___ DATA PROVIDED

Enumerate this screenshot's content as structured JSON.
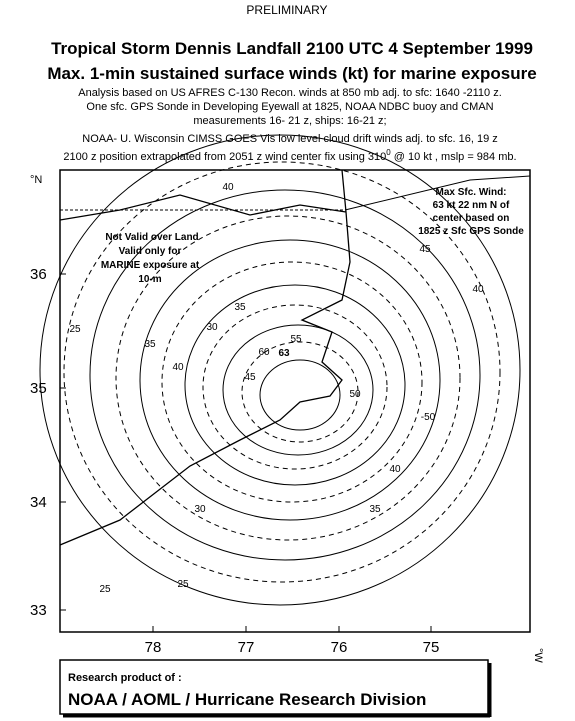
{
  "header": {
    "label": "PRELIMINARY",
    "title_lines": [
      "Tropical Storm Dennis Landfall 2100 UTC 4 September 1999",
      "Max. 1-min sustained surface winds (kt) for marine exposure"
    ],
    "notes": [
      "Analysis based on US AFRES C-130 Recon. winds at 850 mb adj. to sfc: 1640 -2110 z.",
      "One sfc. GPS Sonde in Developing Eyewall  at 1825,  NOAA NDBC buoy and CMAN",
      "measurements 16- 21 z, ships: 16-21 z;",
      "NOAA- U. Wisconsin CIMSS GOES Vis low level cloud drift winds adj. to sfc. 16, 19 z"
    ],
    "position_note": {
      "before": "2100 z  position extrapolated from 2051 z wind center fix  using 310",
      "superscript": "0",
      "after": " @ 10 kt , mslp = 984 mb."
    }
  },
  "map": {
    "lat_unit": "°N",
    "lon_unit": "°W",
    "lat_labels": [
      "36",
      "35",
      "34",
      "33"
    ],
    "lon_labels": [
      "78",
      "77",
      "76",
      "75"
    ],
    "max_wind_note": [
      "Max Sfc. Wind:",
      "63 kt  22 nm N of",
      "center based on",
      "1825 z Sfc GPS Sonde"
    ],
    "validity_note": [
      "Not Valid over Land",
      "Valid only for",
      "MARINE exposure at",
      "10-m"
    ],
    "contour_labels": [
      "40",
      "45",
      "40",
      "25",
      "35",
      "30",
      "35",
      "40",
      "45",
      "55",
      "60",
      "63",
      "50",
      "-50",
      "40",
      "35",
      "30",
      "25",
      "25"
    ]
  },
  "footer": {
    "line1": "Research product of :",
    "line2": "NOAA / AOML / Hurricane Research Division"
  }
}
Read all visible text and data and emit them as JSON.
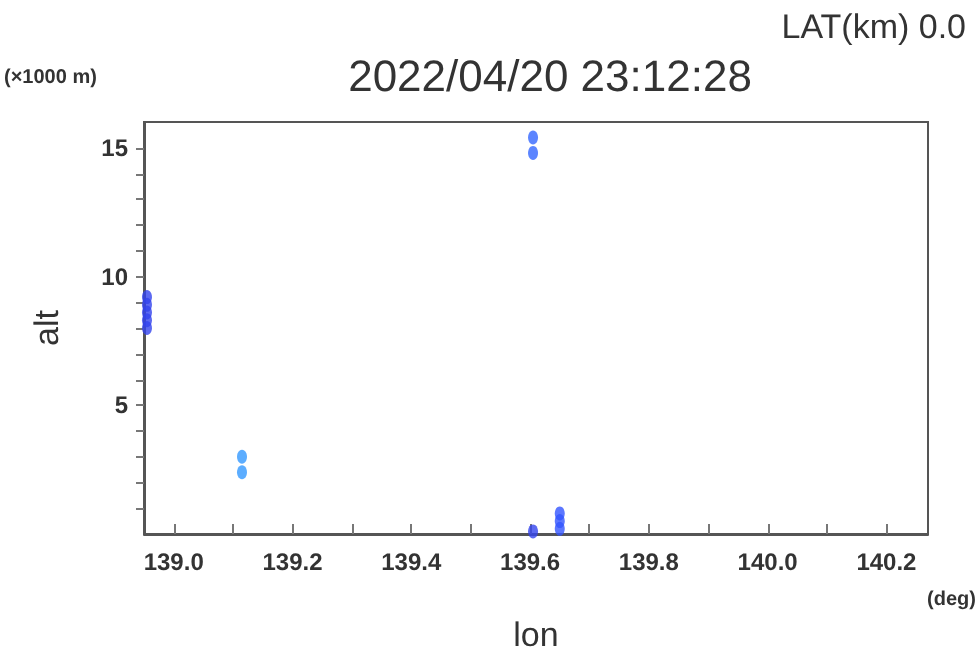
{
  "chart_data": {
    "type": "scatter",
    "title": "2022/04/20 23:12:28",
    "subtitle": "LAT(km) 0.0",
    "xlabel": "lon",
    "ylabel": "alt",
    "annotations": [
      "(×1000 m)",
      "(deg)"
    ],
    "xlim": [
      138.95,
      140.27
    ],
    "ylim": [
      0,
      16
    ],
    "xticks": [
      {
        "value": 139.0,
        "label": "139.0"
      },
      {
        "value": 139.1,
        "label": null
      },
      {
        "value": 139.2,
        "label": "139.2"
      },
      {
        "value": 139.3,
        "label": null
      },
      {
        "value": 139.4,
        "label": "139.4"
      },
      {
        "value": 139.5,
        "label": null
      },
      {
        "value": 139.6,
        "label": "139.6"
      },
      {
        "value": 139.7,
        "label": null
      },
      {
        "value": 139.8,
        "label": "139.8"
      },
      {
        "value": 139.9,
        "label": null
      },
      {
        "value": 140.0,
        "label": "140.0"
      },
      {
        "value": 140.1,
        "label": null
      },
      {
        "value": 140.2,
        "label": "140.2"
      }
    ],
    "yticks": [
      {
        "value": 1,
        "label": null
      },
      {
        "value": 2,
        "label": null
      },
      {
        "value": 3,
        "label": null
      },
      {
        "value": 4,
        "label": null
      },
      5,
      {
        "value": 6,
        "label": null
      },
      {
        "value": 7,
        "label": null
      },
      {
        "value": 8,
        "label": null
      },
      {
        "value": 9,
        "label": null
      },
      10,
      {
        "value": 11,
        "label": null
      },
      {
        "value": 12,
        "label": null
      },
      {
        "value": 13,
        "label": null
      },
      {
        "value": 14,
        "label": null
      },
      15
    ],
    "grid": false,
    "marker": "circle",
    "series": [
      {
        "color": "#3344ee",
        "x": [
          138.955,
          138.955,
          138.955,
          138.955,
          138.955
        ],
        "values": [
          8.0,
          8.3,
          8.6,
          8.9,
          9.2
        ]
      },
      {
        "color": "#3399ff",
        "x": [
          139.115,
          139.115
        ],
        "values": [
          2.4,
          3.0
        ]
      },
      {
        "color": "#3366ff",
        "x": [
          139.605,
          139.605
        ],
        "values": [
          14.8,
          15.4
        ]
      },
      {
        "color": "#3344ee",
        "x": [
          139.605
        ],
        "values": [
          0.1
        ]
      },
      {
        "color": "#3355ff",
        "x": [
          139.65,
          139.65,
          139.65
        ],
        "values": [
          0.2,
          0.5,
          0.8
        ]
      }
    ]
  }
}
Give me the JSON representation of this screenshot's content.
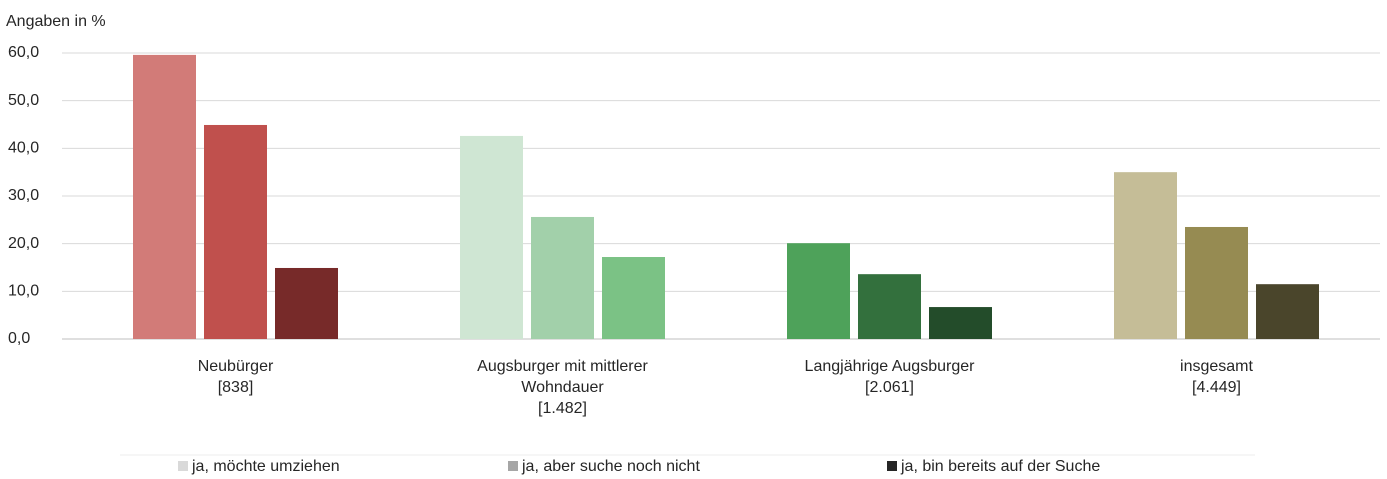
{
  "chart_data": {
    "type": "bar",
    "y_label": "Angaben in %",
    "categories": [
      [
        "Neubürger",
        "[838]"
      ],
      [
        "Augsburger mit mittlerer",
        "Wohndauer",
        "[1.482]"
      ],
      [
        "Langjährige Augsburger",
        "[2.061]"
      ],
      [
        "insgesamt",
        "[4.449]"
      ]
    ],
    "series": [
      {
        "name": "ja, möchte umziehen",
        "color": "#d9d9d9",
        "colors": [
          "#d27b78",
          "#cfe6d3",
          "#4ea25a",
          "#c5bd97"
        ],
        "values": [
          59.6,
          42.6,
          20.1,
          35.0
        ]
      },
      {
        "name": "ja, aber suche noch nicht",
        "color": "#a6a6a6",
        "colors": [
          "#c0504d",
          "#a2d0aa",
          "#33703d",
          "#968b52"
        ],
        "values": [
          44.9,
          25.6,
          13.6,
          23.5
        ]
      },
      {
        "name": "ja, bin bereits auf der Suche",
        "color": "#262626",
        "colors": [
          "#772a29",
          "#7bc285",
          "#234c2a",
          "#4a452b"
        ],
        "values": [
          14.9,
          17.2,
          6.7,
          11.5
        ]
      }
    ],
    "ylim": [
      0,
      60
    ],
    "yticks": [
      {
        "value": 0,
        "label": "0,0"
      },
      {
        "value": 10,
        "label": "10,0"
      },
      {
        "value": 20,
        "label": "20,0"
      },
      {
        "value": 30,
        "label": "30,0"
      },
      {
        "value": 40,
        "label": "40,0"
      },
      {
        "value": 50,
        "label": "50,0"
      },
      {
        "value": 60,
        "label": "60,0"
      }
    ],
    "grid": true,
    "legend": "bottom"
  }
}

______

Repeat the data in full and exactly. Omit pictures.

- **OUTPUT FOR THIS TASK**:
Enumerate this screenshot's content as structured JSON.
{
  "header": {
    "label": "PRELIMINARY",
    "title_lines": [
      "Tropical Storm Dennis Landfall 2100 UTC 4 September 1999",
      "Max. 1-min sustained surface winds (kt) for marine exposure"
    ],
    "notes": [
      "Analysis based on US AFRES C-130 Recon. winds at 850 mb adj. to sfc: 1640 -2110 z.",
      "One sfc. GPS Sonde in Developing Eyewall  at 1825,  NOAA NDBC buoy and CMAN",
      "measurements 16- 21 z, ships: 16-21 z;",
      "NOAA- U. Wisconsin CIMSS GOES Vis low level cloud drift winds adj. to sfc. 16, 19 z"
    ],
    "position_note": {
      "before": "2100 z  position extrapolated from 2051 z wind center fix  using 310",
      "superscript": "0",
      "after": " @ 10 kt , mslp = 984 mb."
    }
  },
  "map": {
    "lat_unit": "°N",
    "lon_unit": "°W",
    "lat_labels": [
      "36",
      "35",
      "34",
      "33"
    ],
    "lon_labels": [
      "78",
      "77",
      "76",
      "75"
    ],
    "max_wind_note": [
      "Max Sfc. Wind:",
      "63 kt  22 nm N of",
      "center based on",
      "1825 z Sfc GPS Sonde"
    ],
    "validity_note": [
      "Not Valid over Land",
      "Valid only for",
      "MARINE exposure at",
      "10-m"
    ],
    "contour_labels": [
      "40",
      "45",
      "40",
      "25",
      "35",
      "30",
      "35",
      "40",
      "45",
      "55",
      "60",
      "63",
      "50",
      "-50",
      "40",
      "35",
      "30",
      "25",
      "25"
    ]
  },
  "footer": {
    "line1": "Research product of :",
    "line2": "NOAA / AOML / Hurricane Research Division"
  }
}
Read all visible text and data and emit them as JSON.
{
  "chart_data": {
    "type": "scatter",
    "title": "2022/04/20 23:12:28",
    "subtitle": "LAT(km) 0.0",
    "xlabel": "lon",
    "ylabel": "alt",
    "annotations": [
      "(×1000 m)",
      "(deg)"
    ],
    "xlim": [
      138.95,
      140.27
    ],
    "ylim": [
      0,
      16
    ],
    "xticks": [
      {
        "value": 139.0,
        "label": "139.0"
      },
      {
        "value": 139.1,
        "label": null
      },
      {
        "value": 139.2,
        "label": "139.2"
      },
      {
        "value": 139.3,
        "label": null
      },
      {
        "value": 139.4,
        "label": "139.4"
      },
      {
        "value": 139.5,
        "label": null
      },
      {
        "value": 139.6,
        "label": "139.6"
      },
      {
        "value": 139.7,
        "label": null
      },
      {
        "value": 139.8,
        "label": "139.8"
      },
      {
        "value": 139.9,
        "label": null
      },
      {
        "value": 140.0,
        "label": "140.0"
      },
      {
        "value": 140.1,
        "label": null
      },
      {
        "value": 140.2,
        "label": "140.2"
      }
    ],
    "yticks": [
      {
        "value": 1,
        "label": null
      },
      {
        "value": 2,
        "label": null
      },
      {
        "value": 3,
        "label": null
      },
      {
        "value": 4,
        "label": null
      },
      5,
      {
        "value": 6,
        "label": null
      },
      {
        "value": 7,
        "label": null
      },
      {
        "value": 8,
        "label": null
      },
      {
        "value": 9,
        "label": null
      },
      10,
      {
        "value": 11,
        "label": null
      },
      {
        "value": 12,
        "label": null
      },
      {
        "value": 13,
        "label": null
      },
      {
        "value": 14,
        "label": null
      },
      15
    ],
    "grid": false,
    "marker": "circle",
    "series": [
      {
        "color": "#3344ee",
        "x": [
          138.955,
          138.955,
          138.955,
          138.955,
          138.955
        ],
        "values": [
          8.0,
          8.3,
          8.6,
          8.9,
          9.2
        ]
      },
      {
        "color": "#3399ff",
        "x": [
          139.115,
          139.115
        ],
        "values": [
          2.4,
          3.0
        ]
      },
      {
        "color": "#3366ff",
        "x": [
          139.605,
          139.605
        ],
        "values": [
          14.8,
          15.4
        ]
      },
      {
        "color": "#3344ee",
        "x": [
          139.605
        ],
        "values": [
          0.1
        ]
      },
      {
        "color": "#3355ff",
        "x": [
          139.65,
          139.65,
          139.65
        ],
        "values": [
          0.2,
          0.5,
          0.8
        ]
      }
    ]
  }
}
Give me the JSON representation of this screenshot's content.
{
  "chart_data": {
    "type": "bar",
    "y_label": "Angaben in %",
    "categories": [
      [
        "Neubürger",
        "[838]"
      ],
      [
        "Augsburger mit mittlerer",
        "Wohndauer",
        "[1.482]"
      ],
      [
        "Langjährige Augsburger",
        "[2.061]"
      ],
      [
        "insgesamt",
        "[4.449]"
      ]
    ],
    "series": [
      {
        "name": "ja, möchte umziehen",
        "color": "#d9d9d9",
        "colors": [
          "#d27b78",
          "#cfe6d3",
          "#4ea25a",
          "#c5bd97"
        ],
        "values": [
          59.6,
          42.6,
          20.1,
          35.0
        ]
      },
      {
        "name": "ja, aber suche noch nicht",
        "color": "#a6a6a6",
        "colors": [
          "#c0504d",
          "#a2d0aa",
          "#33703d",
          "#968b52"
        ],
        "values": [
          44.9,
          25.6,
          13.6,
          23.5
        ]
      },
      {
        "name": "ja, bin bereits auf der Suche",
        "color": "#262626",
        "colors": [
          "#772a29",
          "#7bc285",
          "#234c2a",
          "#4a452b"
        ],
        "values": [
          14.9,
          17.2,
          6.7,
          11.5
        ]
      }
    ],
    "ylim": [
      0,
      60
    ],
    "yticks": [
      {
        "value": 0,
        "label": "0,0"
      },
      {
        "value": 10,
        "label": "10,0"
      },
      {
        "value": 20,
        "label": "20,0"
      },
      {
        "value": 30,
        "label": "30,0"
      },
      {
        "value": 40,
        "label": "40,0"
      },
      {
        "value": 50,
        "label": "50,0"
      },
      {
        "value": 60,
        "label": "60,0"
      }
    ],
    "grid": true,
    "legend": "bottom"
  }
}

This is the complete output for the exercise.